Given request: Every line in the listing is to be echoed verbatim.

Available data:
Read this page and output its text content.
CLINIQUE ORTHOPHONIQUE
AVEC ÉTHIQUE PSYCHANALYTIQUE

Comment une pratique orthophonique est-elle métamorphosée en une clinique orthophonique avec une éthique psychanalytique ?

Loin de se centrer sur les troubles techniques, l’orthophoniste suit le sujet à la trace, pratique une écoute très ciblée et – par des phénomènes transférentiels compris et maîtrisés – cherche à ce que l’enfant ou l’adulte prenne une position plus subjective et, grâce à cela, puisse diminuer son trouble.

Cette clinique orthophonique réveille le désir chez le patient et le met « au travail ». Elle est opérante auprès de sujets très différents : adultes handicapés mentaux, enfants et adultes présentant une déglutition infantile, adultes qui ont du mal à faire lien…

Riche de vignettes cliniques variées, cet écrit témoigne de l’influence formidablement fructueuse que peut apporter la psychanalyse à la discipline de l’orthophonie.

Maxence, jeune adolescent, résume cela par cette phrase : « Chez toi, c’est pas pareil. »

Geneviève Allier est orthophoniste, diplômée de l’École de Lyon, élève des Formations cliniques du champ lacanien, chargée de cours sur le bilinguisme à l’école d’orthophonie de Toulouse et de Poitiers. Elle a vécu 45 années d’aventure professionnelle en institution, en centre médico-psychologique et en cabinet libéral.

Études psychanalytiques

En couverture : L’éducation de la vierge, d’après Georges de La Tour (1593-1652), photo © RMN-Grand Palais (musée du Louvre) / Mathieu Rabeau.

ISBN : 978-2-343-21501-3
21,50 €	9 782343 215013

Solution to this exercise:
Read this page and output its text content.
CLINIQUE ORTHOPHONIQUE
AVEC ÉTHIQUE PSYCHANALYTIQUE

Comment une pratique orthophonique est-elle métamorphosée en une clinique orthophonique avec une éthique psychanalytique ?

Loin de se centrer sur les troubles techniques, l’orthophoniste suit le sujet à la trace, pratique une écoute très ciblée et – par des phénomènes transférentiels compris et maîtrisés – cherche à ce que l’enfant ou l’adulte prenne une position plus subjective et, grâce à cela, puisse diminuer son trouble.

Cette clinique orthophonique réveille le désir chez le patient et le met « au travail ». Elle est opérante auprès de sujets très différents : adultes handicapés mentaux, enfants et adultes présentant une déglutition infantile, adultes qui ont du mal à faire lien…

Riche de vignettes cliniques variées, cet écrit témoigne de l’influence formidablement fructueuse que peut apporter la psychanalyse à la discipline de l’orthophonie.

Maxence, jeune adolescent, résume cela par cette phrase : « Chez toi, c’est pas pareil. »

Geneviève Allier est orthophoniste, diplômée de l’École de Lyon, élève des Formations cliniques du champ lacanien, chargée de cours sur le bilinguisme à l’école d’orthophonie de Toulouse et de Poitiers. Elle a vécu 45 années d’aventure professionnelle en institution, en centre médico-psychologique et en cabinet libéral.

Études psychanalytiques

En couverture : L’éducation de la vierge, d’après Georges de La Tour (1593-1652), photo © RMN-Grand Palais (musée du Louvre) / Mathieu Rabeau.

ISBN : 978-2-343-21501-3
21,50 €	9 782343 215013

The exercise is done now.